[Records from a dataset]
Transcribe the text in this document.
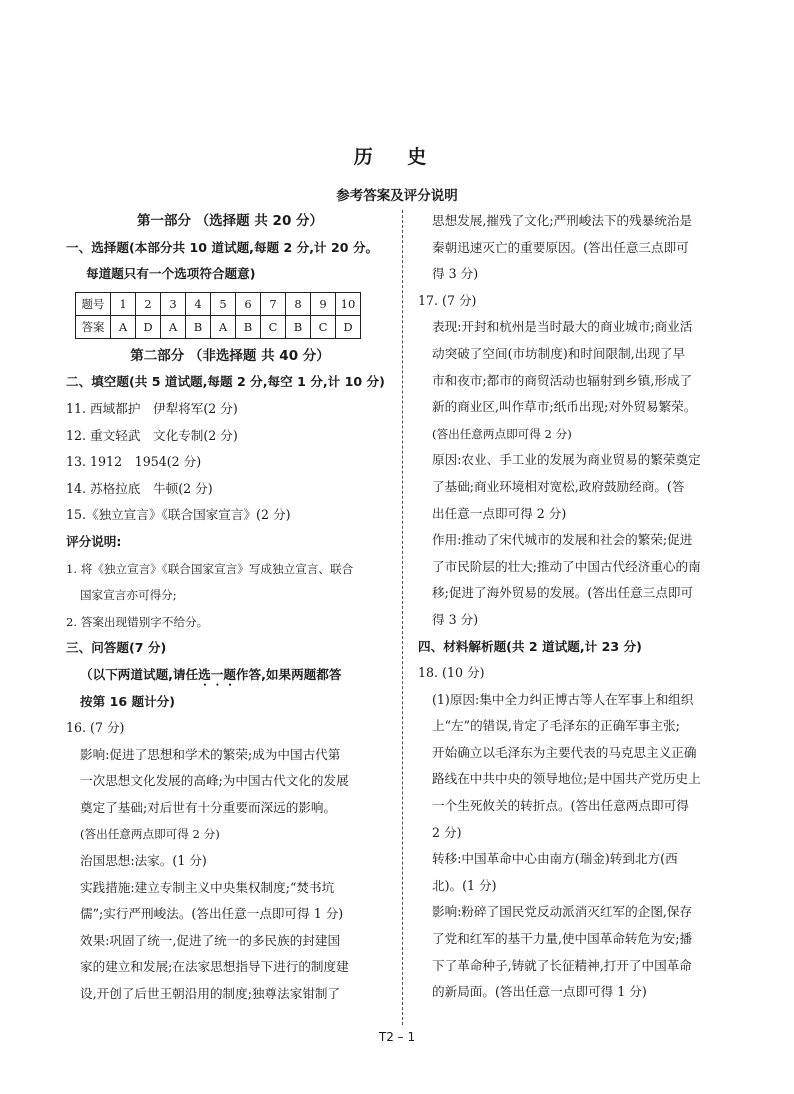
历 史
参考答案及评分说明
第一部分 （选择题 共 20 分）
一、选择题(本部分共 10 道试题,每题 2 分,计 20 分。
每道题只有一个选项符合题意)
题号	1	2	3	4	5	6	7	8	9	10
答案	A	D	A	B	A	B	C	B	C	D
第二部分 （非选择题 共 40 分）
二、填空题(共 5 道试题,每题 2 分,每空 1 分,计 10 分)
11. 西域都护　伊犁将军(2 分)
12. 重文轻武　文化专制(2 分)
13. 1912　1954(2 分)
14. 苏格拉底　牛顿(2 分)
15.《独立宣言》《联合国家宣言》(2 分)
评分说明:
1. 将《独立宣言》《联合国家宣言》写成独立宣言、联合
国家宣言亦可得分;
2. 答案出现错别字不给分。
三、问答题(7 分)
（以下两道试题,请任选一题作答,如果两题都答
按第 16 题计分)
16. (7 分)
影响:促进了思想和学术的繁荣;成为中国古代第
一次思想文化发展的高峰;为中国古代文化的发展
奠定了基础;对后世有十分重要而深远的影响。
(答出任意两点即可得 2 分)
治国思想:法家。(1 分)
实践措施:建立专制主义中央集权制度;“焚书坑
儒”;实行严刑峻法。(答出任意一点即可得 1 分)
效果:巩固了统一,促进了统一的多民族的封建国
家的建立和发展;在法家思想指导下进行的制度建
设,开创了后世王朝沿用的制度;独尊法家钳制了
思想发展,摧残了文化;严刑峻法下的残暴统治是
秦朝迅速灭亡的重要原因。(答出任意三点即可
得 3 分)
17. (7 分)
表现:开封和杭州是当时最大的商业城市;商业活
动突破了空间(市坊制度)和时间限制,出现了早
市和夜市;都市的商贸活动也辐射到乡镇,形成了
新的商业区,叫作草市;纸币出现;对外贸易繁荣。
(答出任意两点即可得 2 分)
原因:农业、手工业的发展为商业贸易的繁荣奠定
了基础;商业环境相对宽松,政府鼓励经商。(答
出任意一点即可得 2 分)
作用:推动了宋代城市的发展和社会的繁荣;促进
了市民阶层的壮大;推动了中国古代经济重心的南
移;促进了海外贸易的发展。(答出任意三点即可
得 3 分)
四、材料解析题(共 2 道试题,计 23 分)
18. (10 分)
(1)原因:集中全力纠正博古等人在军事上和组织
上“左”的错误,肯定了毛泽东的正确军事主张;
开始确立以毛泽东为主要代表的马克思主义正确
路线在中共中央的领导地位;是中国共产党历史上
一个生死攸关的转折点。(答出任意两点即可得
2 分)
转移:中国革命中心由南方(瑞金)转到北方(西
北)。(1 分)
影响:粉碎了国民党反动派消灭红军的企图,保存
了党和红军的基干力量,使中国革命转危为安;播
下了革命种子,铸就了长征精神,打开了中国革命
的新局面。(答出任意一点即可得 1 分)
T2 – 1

Your objective -> Identify each line containing the string "联合国家宣言" and copy it out.

Right answer ->
15.《独立宣言》《联合国家宣言》(2 分)
1. 将《独立宣言》《联合国家宣言》写成独立宣言、联合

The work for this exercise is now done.